Read the records and write them out again exactly.
-- Start Dataset records --
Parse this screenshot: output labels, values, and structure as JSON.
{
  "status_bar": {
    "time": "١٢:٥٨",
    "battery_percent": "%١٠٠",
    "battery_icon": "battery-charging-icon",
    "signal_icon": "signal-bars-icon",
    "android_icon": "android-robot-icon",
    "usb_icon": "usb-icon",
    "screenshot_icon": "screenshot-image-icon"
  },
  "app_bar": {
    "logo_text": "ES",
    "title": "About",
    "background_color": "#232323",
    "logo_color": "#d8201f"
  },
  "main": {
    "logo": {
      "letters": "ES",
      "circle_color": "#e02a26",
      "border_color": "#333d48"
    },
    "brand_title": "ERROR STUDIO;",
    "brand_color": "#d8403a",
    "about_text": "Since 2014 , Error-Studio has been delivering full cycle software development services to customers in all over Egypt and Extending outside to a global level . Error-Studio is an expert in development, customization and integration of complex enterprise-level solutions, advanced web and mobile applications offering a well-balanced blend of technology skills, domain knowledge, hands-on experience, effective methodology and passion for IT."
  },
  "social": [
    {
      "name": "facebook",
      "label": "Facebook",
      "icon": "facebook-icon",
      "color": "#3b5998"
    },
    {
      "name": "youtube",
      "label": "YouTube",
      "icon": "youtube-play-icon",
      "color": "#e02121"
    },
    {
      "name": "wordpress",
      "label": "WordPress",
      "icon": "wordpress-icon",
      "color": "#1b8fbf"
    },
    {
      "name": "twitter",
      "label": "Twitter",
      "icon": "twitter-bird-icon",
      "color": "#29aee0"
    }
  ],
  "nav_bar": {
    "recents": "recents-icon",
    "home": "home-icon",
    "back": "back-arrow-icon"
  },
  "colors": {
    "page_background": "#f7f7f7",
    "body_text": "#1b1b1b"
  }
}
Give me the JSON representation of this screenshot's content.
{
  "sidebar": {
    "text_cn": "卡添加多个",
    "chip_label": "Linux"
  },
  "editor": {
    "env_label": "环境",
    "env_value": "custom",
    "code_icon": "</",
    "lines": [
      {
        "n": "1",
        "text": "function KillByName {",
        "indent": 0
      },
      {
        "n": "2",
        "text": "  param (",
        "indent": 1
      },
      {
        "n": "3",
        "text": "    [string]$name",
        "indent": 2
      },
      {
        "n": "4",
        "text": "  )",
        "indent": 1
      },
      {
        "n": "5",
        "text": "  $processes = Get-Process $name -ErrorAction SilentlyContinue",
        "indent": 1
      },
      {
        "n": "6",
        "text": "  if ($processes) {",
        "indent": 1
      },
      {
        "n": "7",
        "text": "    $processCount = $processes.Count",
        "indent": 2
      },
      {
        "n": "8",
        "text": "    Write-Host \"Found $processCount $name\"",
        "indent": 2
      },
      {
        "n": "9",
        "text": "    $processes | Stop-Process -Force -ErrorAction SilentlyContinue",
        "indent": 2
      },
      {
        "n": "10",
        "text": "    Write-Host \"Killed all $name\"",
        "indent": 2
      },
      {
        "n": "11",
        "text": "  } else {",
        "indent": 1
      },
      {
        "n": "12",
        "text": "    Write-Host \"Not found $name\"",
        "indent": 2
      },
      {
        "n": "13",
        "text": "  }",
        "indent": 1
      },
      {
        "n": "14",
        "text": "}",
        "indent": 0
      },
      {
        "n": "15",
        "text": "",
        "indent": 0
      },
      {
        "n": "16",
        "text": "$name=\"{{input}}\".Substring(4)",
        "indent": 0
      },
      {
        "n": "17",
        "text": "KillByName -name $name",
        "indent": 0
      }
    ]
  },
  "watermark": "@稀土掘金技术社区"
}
-- End Dataset records --
## Expected output
Parse this screenshot: output labels, values, and structure as JSON.
{
  "status_bar": {
    "time": "١٢:٥٨",
    "battery_percent": "%١٠٠",
    "battery_icon": "battery-charging-icon",
    "signal_icon": "signal-bars-icon",
    "android_icon": "android-robot-icon",
    "usb_icon": "usb-icon",
    "screenshot_icon": "screenshot-image-icon"
  },
  "app_bar": {
    "logo_text": "ES",
    "title": "About",
    "background_color": "#232323",
    "logo_color": "#d8201f"
  },
  "main": {
    "logo": {
      "letters": "ES",
      "circle_color": "#e02a26",
      "border_color": "#333d48"
    },
    "brand_title": "ERROR STUDIO;",
    "brand_color": "#d8403a",
    "about_text": "Since 2014 , Error-Studio has been delivering full cycle software development services to customers in all over Egypt and Extending outside to a global level . Error-Studio is an expert in development, customization and integration of complex enterprise-level solutions, advanced web and mobile applications offering a well-balanced blend of technology skills, domain knowledge, hands-on experience, effective methodology and passion for IT."
  },
  "social": [
    {
      "name": "facebook",
      "label": "Facebook",
      "icon": "facebook-icon",
      "color": "#3b5998"
    },
    {
      "name": "youtube",
      "label": "YouTube",
      "icon": "youtube-play-icon",
      "color": "#e02121"
    },
    {
      "name": "wordpress",
      "label": "WordPress",
      "icon": "wordpress-icon",
      "color": "#1b8fbf"
    },
    {
      "name": "twitter",
      "label": "Twitter",
      "icon": "twitter-bird-icon",
      "color": "#29aee0"
    }
  ],
  "nav_bar": {
    "recents": "recents-icon",
    "home": "home-icon",
    "back": "back-arrow-icon"
  },
  "colors": {
    "page_background": "#f7f7f7",
    "body_text": "#1b1b1b"
  }
}
Give me the JSON representation of this screenshot's content.
{
  "sidebar": {
    "text_cn": "卡添加多个",
    "chip_label": "Linux"
  },
  "editor": {
    "env_label": "环境",
    "env_value": "custom",
    "code_icon": "</",
    "lines": [
      {
        "n": "1",
        "text": "function KillByName {",
        "indent": 0
      },
      {
        "n": "2",
        "text": "  param (",
        "indent": 1
      },
      {
        "n": "3",
        "text": "    [string]$name",
        "indent": 2
      },
      {
        "n": "4",
        "text": "  )",
        "indent": 1
      },
      {
        "n": "5",
        "text": "  $processes = Get-Process $name -ErrorAction SilentlyContinue",
        "indent": 1
      },
      {
        "n": "6",
        "text": "  if ($processes) {",
        "indent": 1
      },
      {
        "n": "7",
        "text": "    $processCount = $processes.Count",
        "indent": 2
      },
      {
        "n": "8",
        "text": "    Write-Host \"Found $processCount $name\"",
        "indent": 2
      },
      {
        "n": "9",
        "text": "    $processes | Stop-Process -Force -ErrorAction SilentlyContinue",
        "indent": 2
      },
      {
        "n": "10",
        "text": "    Write-Host \"Killed all $name\"",
        "indent": 2
      },
      {
        "n": "11",
        "text": "  } else {",
        "indent": 1
      },
      {
        "n": "12",
        "text": "    Write-Host \"Not found $name\"",
        "indent": 2
      },
      {
        "n": "13",
        "text": "  }",
        "indent": 1
      },
      {
        "n": "14",
        "text": "}",
        "indent": 0
      },
      {
        "n": "15",
        "text": "",
        "indent": 0
      },
      {
        "n": "16",
        "text": "$name=\"{{input}}\".Substring(4)",
        "indent": 0
      },
      {
        "n": "17",
        "text": "KillByName -name $name",
        "indent": 0
      }
    ]
  },
  "watermark": "@稀土掘金技术社区"
}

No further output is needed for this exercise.